Please write the listing below out again exactly, leaving every picture behind.

### Dataset excerpts ###

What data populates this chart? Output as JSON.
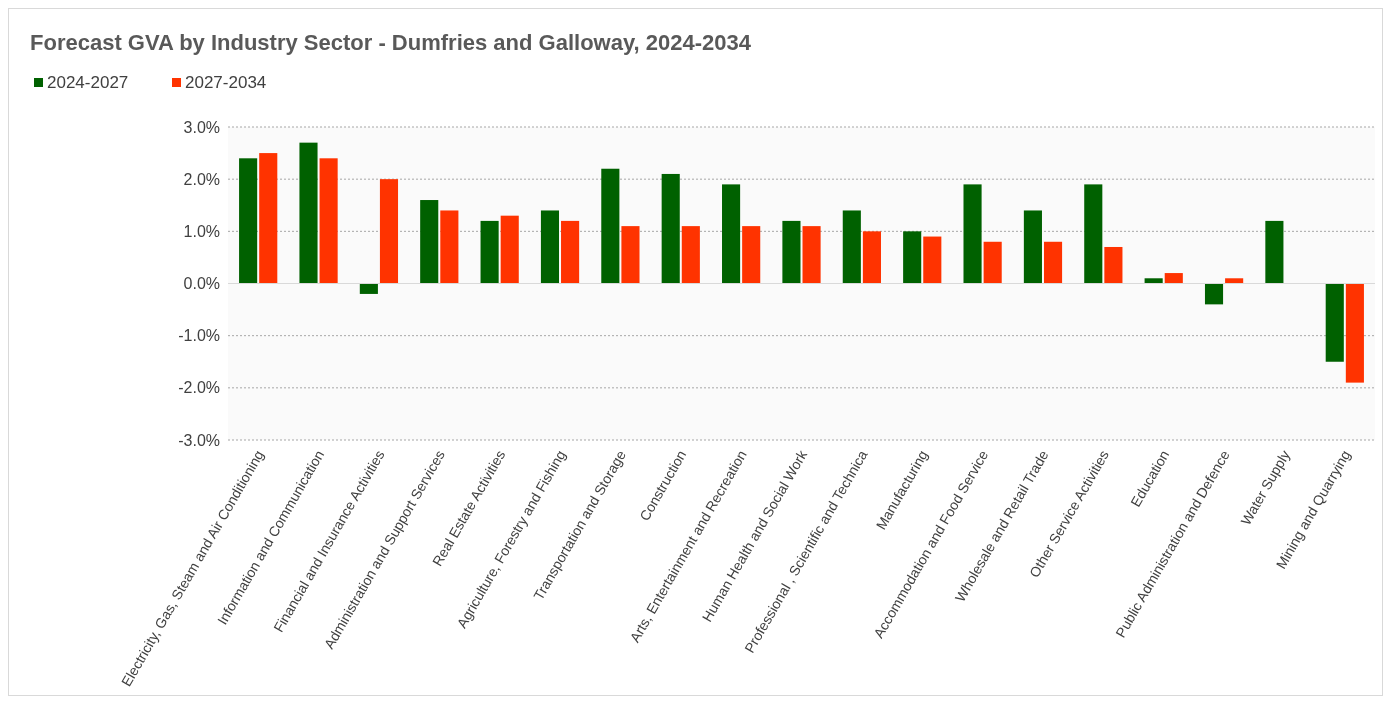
{
  "chart_data": {
    "type": "bar",
    "title": "Forecast GVA by Industry Sector - Dumfries and Galloway, 2024-2034",
    "categories": [
      "Electricity, Gas, Steam and Air Conditioning",
      "Information and Communication",
      "Financial and Insurance Activities",
      "Administration and Support Services",
      "Real Estate Activities",
      "Agriculture, Forestry and Fishing",
      "Transportation and Storage",
      "Construction",
      "Arts, Entertainment and Recreation",
      "Human Health and Social Work",
      "Professional , Scientific and Technica",
      "Manufacturing",
      "Accommodation and Food Service",
      "Wholesale and Retail Trade",
      "Other Service Activities",
      "Education",
      "Public Administration and Defence",
      "Water Supply",
      "Mining and Quarrying"
    ],
    "series": [
      {
        "name": "2024-2027",
        "color": "#006100",
        "values": [
          2.4,
          2.7,
          -0.2,
          1.6,
          1.2,
          1.4,
          2.2,
          2.1,
          1.9,
          1.2,
          1.4,
          1.0,
          1.9,
          1.4,
          1.9,
          0.1,
          -0.4,
          1.2,
          -1.5
        ]
      },
      {
        "name": "2027-2034",
        "color": "#ff3300",
        "values": [
          2.5,
          2.4,
          2.0,
          1.4,
          1.3,
          1.2,
          1.1,
          1.1,
          1.1,
          1.1,
          1.0,
          0.9,
          0.8,
          0.8,
          0.7,
          0.2,
          0.1,
          0,
          -1.9
        ]
      }
    ],
    "ylim": [
      -3,
      3
    ],
    "yticks": [
      {
        "value": -3,
        "label": "-3.0%"
      },
      {
        "value": -2,
        "label": "-2.0%"
      },
      {
        "value": -1,
        "label": "-1.0%"
      },
      {
        "value": 0,
        "label": "0.0%"
      },
      {
        "value": 1,
        "label": "1.0%"
      },
      {
        "value": 2,
        "label": "2.0%"
      },
      {
        "value": 3,
        "label": "3.0%"
      }
    ],
    "grid": "y",
    "legend": "top left"
  }
}
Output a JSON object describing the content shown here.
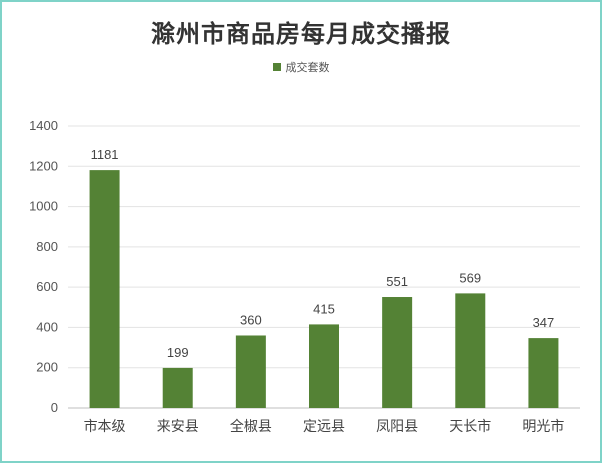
{
  "chart_data": {
    "type": "bar",
    "title": "滁州市商品房每月成交播报",
    "legend": {
      "label": "成交套数",
      "position": "top"
    },
    "categories": [
      "市本级",
      "来安县",
      "全椒县",
      "定远县",
      "凤阳县",
      "天长市",
      "明光市"
    ],
    "series": [
      {
        "name": "成交套数",
        "values": [
          1181,
          199,
          360,
          415,
          551,
          569,
          347
        ],
        "color": "#548235"
      }
    ],
    "yticks": [
      "0",
      "200",
      "400",
      "600",
      "800",
      "1000",
      "1200",
      "1400"
    ],
    "ylim": [
      0,
      1400
    ],
    "grid": true,
    "xlabel": "",
    "ylabel": ""
  }
}
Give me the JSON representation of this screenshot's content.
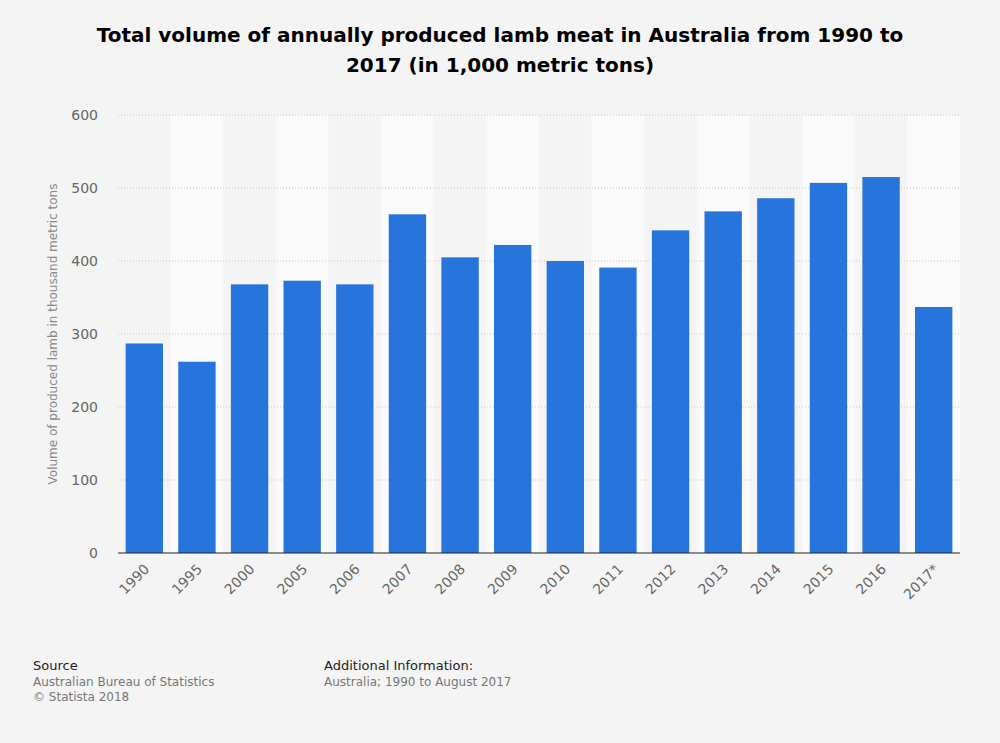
{
  "chart_data": {
    "type": "bar",
    "title": "Total volume of annually produced lamb meat in Australia from 1990 to 2017 (in 1,000 metric tons)",
    "y_label": "Volume of produced lamb in thousand metric tons",
    "categories": [
      "1990",
      "1995",
      "2000",
      "2005",
      "2006",
      "2007",
      "2008",
      "2009",
      "2010",
      "2011",
      "2012",
      "2013",
      "2014",
      "2015",
      "2016",
      "2017*"
    ],
    "values": [
      287,
      262,
      368,
      373,
      368,
      464,
      405,
      422,
      400,
      391,
      442,
      468,
      486,
      507,
      515,
      337
    ],
    "color": "#2874dd",
    "ylim": [
      0,
      600
    ],
    "yticks": [
      0,
      100,
      200,
      300,
      400,
      500,
      600
    ],
    "grid": true,
    "annotations": [
      "Source",
      "Australian Bureau of Statistics",
      "© Statista 2018",
      "Additional Information:",
      "Australia; 1990 to August 2017"
    ]
  }
}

###

▶ **Correct answer**:
What data populates this chart? Output as JSON.
{
  "chart_data": {
    "type": "bar",
    "title": "Forecast GVA by Industry Sector - Dumfries and Galloway, 2024-2034",
    "categories": [
      "Electricity, Gas, Steam and Air Conditioning",
      "Information and Communication",
      "Financial and Insurance Activities",
      "Administration and Support Services",
      "Real Estate Activities",
      "Agriculture, Forestry and Fishing",
      "Transportation and Storage",
      "Construction",
      "Arts, Entertainment and Recreation",
      "Human Health and Social Work",
      "Professional , Scientific and Technica",
      "Manufacturing",
      "Accommodation and Food Service",
      "Wholesale and Retail Trade",
      "Other Service Activities",
      "Education",
      "Public Administration and Defence",
      "Water Supply",
      "Mining and Quarrying"
    ],
    "series": [
      {
        "name": "2024-2027",
        "color": "#006100",
        "values": [
          2.4,
          2.7,
          -0.2,
          1.6,
          1.2,
          1.4,
          2.2,
          2.1,
          1.9,
          1.2,
          1.4,
          1.0,
          1.9,
          1.4,
          1.9,
          0.1,
          -0.4,
          1.2,
          -1.5
        ]
      },
      {
        "name": "2027-2034",
        "color": "#ff3300",
        "values": [
          2.5,
          2.4,
          2.0,
          1.4,
          1.3,
          1.2,
          1.1,
          1.1,
          1.1,
          1.1,
          1.0,
          0.9,
          0.8,
          0.8,
          0.7,
          0.2,
          0.1,
          0,
          -1.9
        ]
      }
    ],
    "ylim": [
      -3,
      3
    ],
    "yticks": [
      {
        "value": -3,
        "label": "-3.0%"
      },
      {
        "value": -2,
        "label": "-2.0%"
      },
      {
        "value": -1,
        "label": "-1.0%"
      },
      {
        "value": 0,
        "label": "0.0%"
      },
      {
        "value": 1,
        "label": "1.0%"
      },
      {
        "value": 2,
        "label": "2.0%"
      },
      {
        "value": 3,
        "label": "3.0%"
      }
    ],
    "grid": "y",
    "legend": "top left"
  }
}
Output a JSON object describing the content shown here.
{
  "chart_data": {
    "type": "bar",
    "title": "滁州市商品房每月成交播报",
    "legend": {
      "label": "成交套数",
      "position": "top"
    },
    "categories": [
      "市本级",
      "来安县",
      "全椒县",
      "定远县",
      "凤阳县",
      "天长市",
      "明光市"
    ],
    "series": [
      {
        "name": "成交套数",
        "values": [
          1181,
          199,
          360,
          415,
          551,
          569,
          347
        ],
        "color": "#548235"
      }
    ],
    "yticks": [
      "0",
      "200",
      "400",
      "600",
      "800",
      "1000",
      "1200",
      "1400"
    ],
    "ylim": [
      0,
      1400
    ],
    "grid": true,
    "xlabel": "",
    "ylabel": ""
  }
}
Give me the JSON representation of this screenshot's content.
{
  "chart_data": {
    "type": "bar",
    "title": "Total volume of annually produced lamb meat in Australia from 1990 to 2017 (in 1,000 metric tons)",
    "y_label": "Volume of produced lamb in thousand metric tons",
    "categories": [
      "1990",
      "1995",
      "2000",
      "2005",
      "2006",
      "2007",
      "2008",
      "2009",
      "2010",
      "2011",
      "2012",
      "2013",
      "2014",
      "2015",
      "2016",
      "2017*"
    ],
    "values": [
      287,
      262,
      368,
      373,
      368,
      464,
      405,
      422,
      400,
      391,
      442,
      468,
      486,
      507,
      515,
      337
    ],
    "color": "#2874dd",
    "ylim": [
      0,
      600
    ],
    "yticks": [
      0,
      100,
      200,
      300,
      400,
      500,
      600
    ],
    "grid": true,
    "annotations": [
      "Source",
      "Australian Bureau of Statistics",
      "© Statista 2018",
      "Additional Information:",
      "Australia; 1990 to August 2017"
    ]
  }
}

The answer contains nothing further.